**Task instructions:**
Below are some records; repeat them all exactly, minus the pictures.

**Data:**
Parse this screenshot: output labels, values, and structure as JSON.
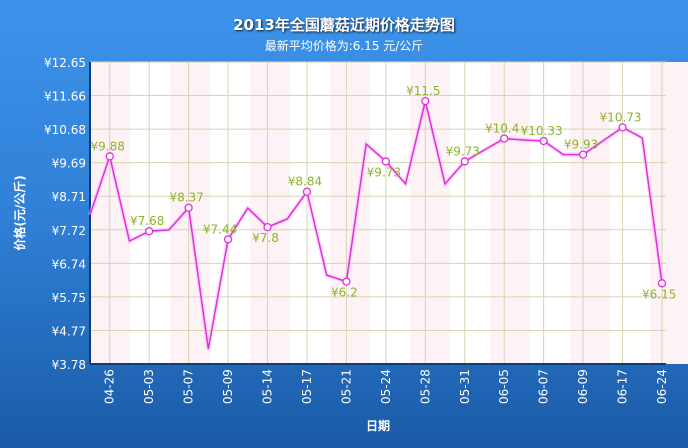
{
  "chart_data": {
    "type": "line",
    "title": "2013年全国蘑菇近期价格走势图",
    "subtitle": "最新平均价格为:6.15 元/公斤",
    "xlabel": "日期",
    "ylabel": "价格(元/公斤)",
    "yticks": [
      "¥12.65",
      "¥11.66",
      "¥10.68",
      "¥9.69",
      "¥8.71",
      "¥7.72",
      "¥6.74",
      "¥5.75",
      "¥4.77",
      "¥3.78"
    ],
    "ylim": [
      3.78,
      12.65
    ],
    "grid": true,
    "xtick_labels": [
      "04-26",
      "05-03",
      "05-07",
      "05-09",
      "05-14",
      "05-17",
      "05-21",
      "05-24",
      "05-28",
      "05-31",
      "06-05",
      "06-07",
      "06-09",
      "06-17",
      "06-24"
    ],
    "values": [
      8.16,
      9.88,
      7.39,
      7.68,
      7.72,
      8.37,
      4.22,
      7.44,
      8.36,
      7.8,
      8.04,
      8.84,
      6.39,
      6.2,
      10.24,
      9.73,
      9.07,
      11.5,
      9.07,
      9.73,
      10.07,
      10.4,
      10.36,
      10.33,
      9.93,
      9.93,
      10.33,
      10.73,
      10.42,
      6.15
    ],
    "labels": [
      "",
      "¥9.88",
      "",
      "¥7.68",
      "",
      "¥8.37",
      "",
      "¥7.44",
      "",
      "¥7.8",
      "",
      "¥8.84",
      "",
      "¥6.2",
      "",
      "¥9.73",
      "",
      "¥11.5",
      "",
      "¥9.73",
      "",
      "¥10.4",
      "",
      "¥10.33",
      "",
      "¥9.93",
      "",
      "¥10.73",
      "",
      "¥6.15"
    ],
    "line_color": "#e22ee0",
    "label_color": "#8db52a"
  }
}
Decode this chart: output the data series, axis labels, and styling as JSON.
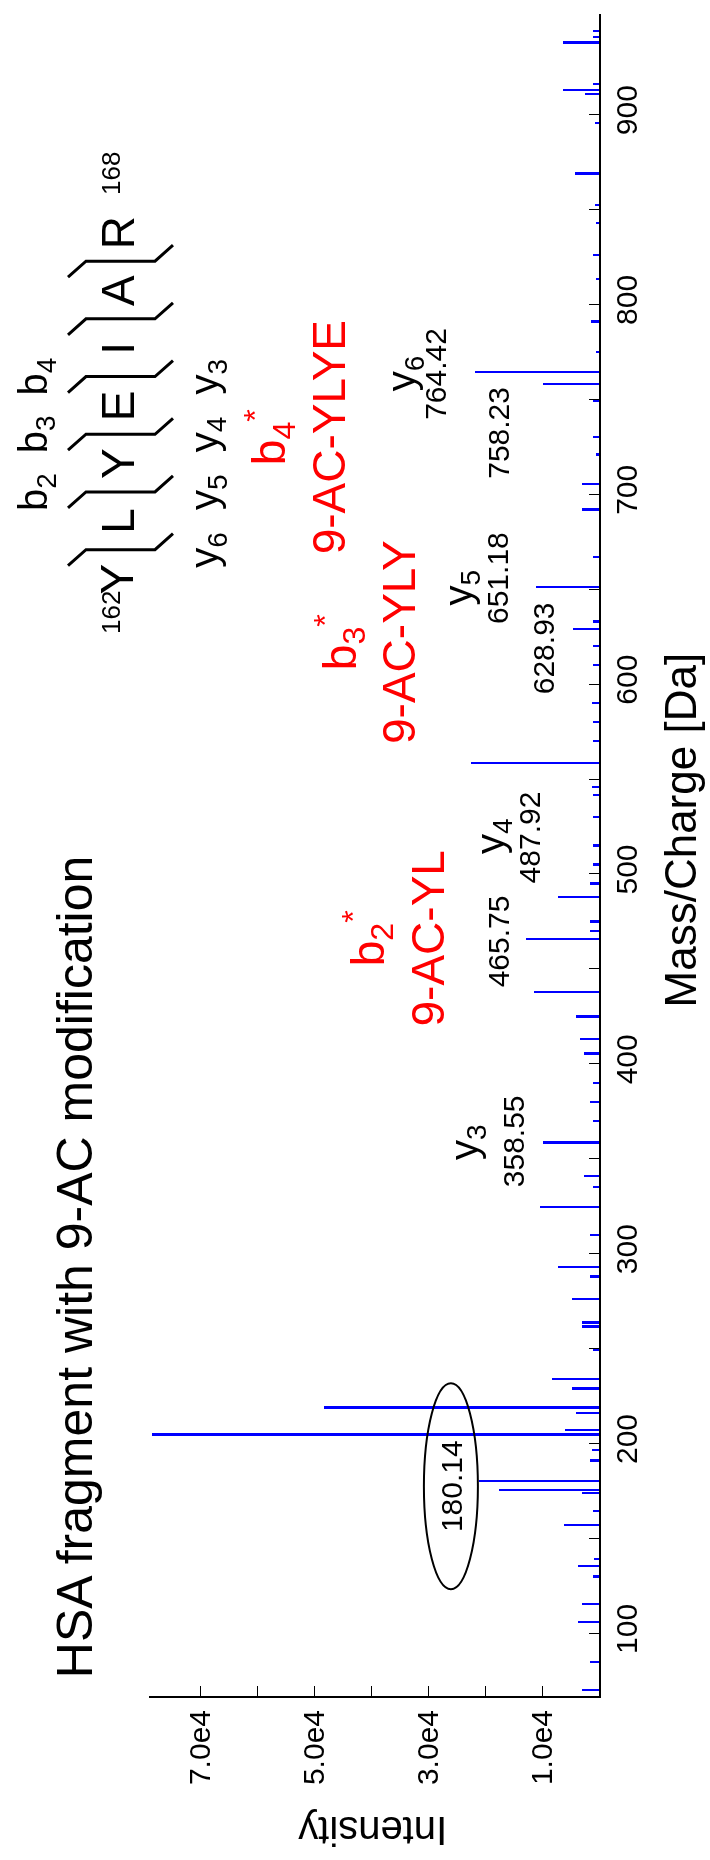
{
  "chart_data": {
    "type": "bar",
    "orientation": "horizontal",
    "title": "HSA fragment with 9-AC modification",
    "xlabel": "Intensity",
    "ylabel": "Mass/Charge [Da]",
    "color": "#0000ff",
    "x": [
      70,
      85,
      106,
      115.3,
      130,
      135.6,
      139,
      157,
      164.6,
      174,
      175.5,
      180.14,
      191,
      196.7,
      204.7,
      207,
      216,
      219,
      229,
      234,
      249.5,
      261.6,
      263.8,
      276,
      288,
      293,
      300,
      310,
      324.4,
      335,
      341,
      350.5,
      358.55,
      370,
      380,
      390,
      405.5,
      413,
      425,
      438,
      450,
      465.75,
      470,
      475,
      487.92,
      495,
      505,
      515,
      530,
      541.5,
      546,
      550.5,
      558.4,
      570,
      580,
      590,
      600,
      610,
      620,
      628.93,
      633,
      651.18,
      667,
      692,
      705.5,
      721,
      730,
      749,
      758.23,
      764.42,
      775,
      791,
      813.5,
      826,
      843,
      852.5,
      869,
      895.5,
      911,
      913,
      916,
      938,
      941,
      944
    ],
    "values": [
      3000,
      1500,
      3600,
      3000,
      1000,
      3700,
      800,
      6200,
      1000,
      3000,
      17500,
      21000,
      1500,
      1200,
      78500,
      6000,
      4000,
      48300,
      4700,
      8200,
      1000,
      3000,
      3000,
      4700,
      1500,
      7200,
      null,
      1500,
      10300,
      1000,
      2700,
      null,
      9800,
      1000,
      1500,
      1000,
      2700,
      3300,
      4000,
      11400,
      null,
      12800,
      1500,
      1500,
      7200,
      1500,
      1000,
      1000,
      1000,
      1000,
      1200,
      null,
      22500,
      1000,
      1000,
      1200,
      null,
      1000,
      1000,
      4600,
      1000,
      11100,
      1000,
      3000,
      3000,
      600,
      1000,
      1000,
      9800,
      21700,
      500,
      1400,
      500,
      1000,
      500,
      700,
      4200,
      700,
      2500,
      6300,
      1000,
      6300,
      1000,
      1000
    ],
    "xlim": [
      79000,
      0
    ],
    "ylim": [
      67,
      953
    ],
    "xticks": [
      {
        "value": 10000,
        "label": "1.0e4"
      },
      {
        "value": 20000,
        "label": null
      },
      {
        "value": 30000,
        "label": "3.0e4"
      },
      {
        "value": 40000,
        "label": null
      },
      {
        "value": 50000,
        "label": "5.0e4"
      },
      {
        "value": 60000,
        "label": null
      },
      {
        "value": 70000,
        "label": "7.0e4"
      }
    ],
    "yticks": [
      100,
      {
        "value": 150,
        "label": null
      },
      200,
      {
        "value": 250,
        "label": null
      },
      300,
      {
        "value": 350,
        "label": null
      },
      400,
      {
        "value": 450,
        "label": null
      },
      500,
      {
        "value": 550,
        "label": null
      },
      600,
      {
        "value": 650,
        "label": null
      },
      700,
      {
        "value": 750,
        "label": null
      },
      800,
      {
        "value": 850,
        "label": null
      },
      900
    ],
    "annotations": [
      "162",
      "Y",
      "L",
      "Y",
      "E",
      "I",
      "A",
      "R",
      "168",
      "b$_{2}$ b$_{3}$ b$_{4}$",
      "y$_{6}$ y$_{5}$ y$_{4}$ y$_{3}$",
      "180.14",
      "358.55",
      "465.75",
      "487.92",
      "628.93",
      "651.18",
      "758.23",
      "764.42",
      "y$_{3}$",
      "y$_{4}$",
      "y$_{5}$",
      "y$_{6}$",
      "b$_{2}$$^{*}$\n9-AC-YL",
      "b$_{3}$$^{*}$\n9-AC-YLY",
      "b$_{4}$$^{*}$\n9-AC-YLYE"
    ]
  }
}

**Solution to this task:**
Parse this screenshot: output labels, values, and structure as JSON.
{
  "chart_data": {
    "type": "line",
    "title": "2013年全国蘑菇近期价格走势图",
    "subtitle": "最新平均价格为:6.15 元/公斤",
    "xlabel": "日期",
    "ylabel": "价格(元/公斤)",
    "yticks": [
      "¥12.65",
      "¥11.66",
      "¥10.68",
      "¥9.69",
      "¥8.71",
      "¥7.72",
      "¥6.74",
      "¥5.75",
      "¥4.77",
      "¥3.78"
    ],
    "ylim": [
      3.78,
      12.65
    ],
    "grid": true,
    "xtick_labels": [
      "04-26",
      "05-03",
      "05-07",
      "05-09",
      "05-14",
      "05-17",
      "05-21",
      "05-24",
      "05-28",
      "05-31",
      "06-05",
      "06-07",
      "06-09",
      "06-17",
      "06-24"
    ],
    "values": [
      8.16,
      9.88,
      7.39,
      7.68,
      7.72,
      8.37,
      4.22,
      7.44,
      8.36,
      7.8,
      8.04,
      8.84,
      6.39,
      6.2,
      10.24,
      9.73,
      9.07,
      11.5,
      9.07,
      9.73,
      10.07,
      10.4,
      10.36,
      10.33,
      9.93,
      9.93,
      10.33,
      10.73,
      10.42,
      6.15
    ],
    "labels": [
      "",
      "¥9.88",
      "",
      "¥7.68",
      "",
      "¥8.37",
      "",
      "¥7.44",
      "",
      "¥7.8",
      "",
      "¥8.84",
      "",
      "¥6.2",
      "",
      "¥9.73",
      "",
      "¥11.5",
      "",
      "¥9.73",
      "",
      "¥10.4",
      "",
      "¥10.33",
      "",
      "¥9.93",
      "",
      "¥10.73",
      "",
      "¥6.15"
    ],
    "line_color": "#e22ee0",
    "label_color": "#8db52a"
  }
}
Decode this chart: output the data series, axis labels, and styling as JSON.
{
  "chart_data": {
    "type": "bar",
    "orientation": "horizontal",
    "title": "HSA fragment with 9-AC modification",
    "xlabel": "Intensity",
    "ylabel": "Mass/Charge [Da]",
    "color": "#0000ff",
    "x": [
      70,
      85,
      106,
      115.3,
      130,
      135.6,
      139,
      157,
      164.6,
      174,
      175.5,
      180.14,
      191,
      196.7,
      204.7,
      207,
      216,
      219,
      229,
      234,
      249.5,
      261.6,
      263.8,
      276,
      288,
      293,
      300,
      310,
      324.4,
      335,
      341,
      350.5,
      358.55,
      370,
      380,
      390,
      405.5,
      413,
      425,
      438,
      450,
      465.75,
      470,
      475,
      487.92,
      495,
      505,
      515,
      530,
      541.5,
      546,
      550.5,
      558.4,
      570,
      580,
      590,
      600,
      610,
      620,
      628.93,
      633,
      651.18,
      667,
      692,
      705.5,
      721,
      730,
      749,
      758.23,
      764.42,
      775,
      791,
      813.5,
      826,
      843,
      852.5,
      869,
      895.5,
      911,
      913,
      916,
      938,
      941,
      944
    ],
    "values": [
      3000,
      1500,
      3600,
      3000,
      1000,
      3700,
      800,
      6200,
      1000,
      3000,
      17500,
      21000,
      1500,
      1200,
      78500,
      6000,
      4000,
      48300,
      4700,
      8200,
      1000,
      3000,
      3000,
      4700,
      1500,
      7200,
      null,
      1500,
      10300,
      1000,
      2700,
      null,
      9800,
      1000,
      1500,
      1000,
      2700,
      3300,
      4000,
      11400,
      null,
      12800,
      1500,
      1500,
      7200,
      1500,
      1000,
      1000,
      1000,
      1000,
      1200,
      null,
      22500,
      1000,
      1000,
      1200,
      null,
      1000,
      1000,
      4600,
      1000,
      11100,
      1000,
      3000,
      3000,
      600,
      1000,
      1000,
      9800,
      21700,
      500,
      1400,
      500,
      1000,
      500,
      700,
      4200,
      700,
      2500,
      6300,
      1000,
      6300,
      1000,
      1000
    ],
    "xlim": [
      79000,
      0
    ],
    "ylim": [
      67,
      953
    ],
    "xticks": [
      {
        "value": 10000,
        "label": "1.0e4"
      },
      {
        "value": 20000,
        "label": null
      },
      {
        "value": 30000,
        "label": "3.0e4"
      },
      {
        "value": 40000,
        "label": null
      },
      {
        "value": 50000,
        "label": "5.0e4"
      },
      {
        "value": 60000,
        "label": null
      },
      {
        "value": 70000,
        "label": "7.0e4"
      }
    ],
    "yticks": [
      100,
      {
        "value": 150,
        "label": null
      },
      200,
      {
        "value": 250,
        "label": null
      },
      300,
      {
        "value": 350,
        "label": null
      },
      400,
      {
        "value": 450,
        "label": null
      },
      500,
      {
        "value": 550,
        "label": null
      },
      600,
      {
        "value": 650,
        "label": null
      },
      700,
      {
        "value": 750,
        "label": null
      },
      800,
      {
        "value": 850,
        "label": null
      },
      900
    ],
    "annotations": [
      "162",
      "Y",
      "L",
      "Y",
      "E",
      "I",
      "A",
      "R",
      "168",
      "b$_{2}$ b$_{3}$ b$_{4}$",
      "y$_{6}$ y$_{5}$ y$_{4}$ y$_{3}$",
      "180.14",
      "358.55",
      "465.75",
      "487.92",
      "628.93",
      "651.18",
      "758.23",
      "764.42",
      "y$_{3}$",
      "y$_{4}$",
      "y$_{5}$",
      "y$_{6}$",
      "b$_{2}$$^{*}$\n9-AC-YL",
      "b$_{3}$$^{*}$\n9-AC-YLY",
      "b$_{4}$$^{*}$\n9-AC-YLYE"
    ]
  }
}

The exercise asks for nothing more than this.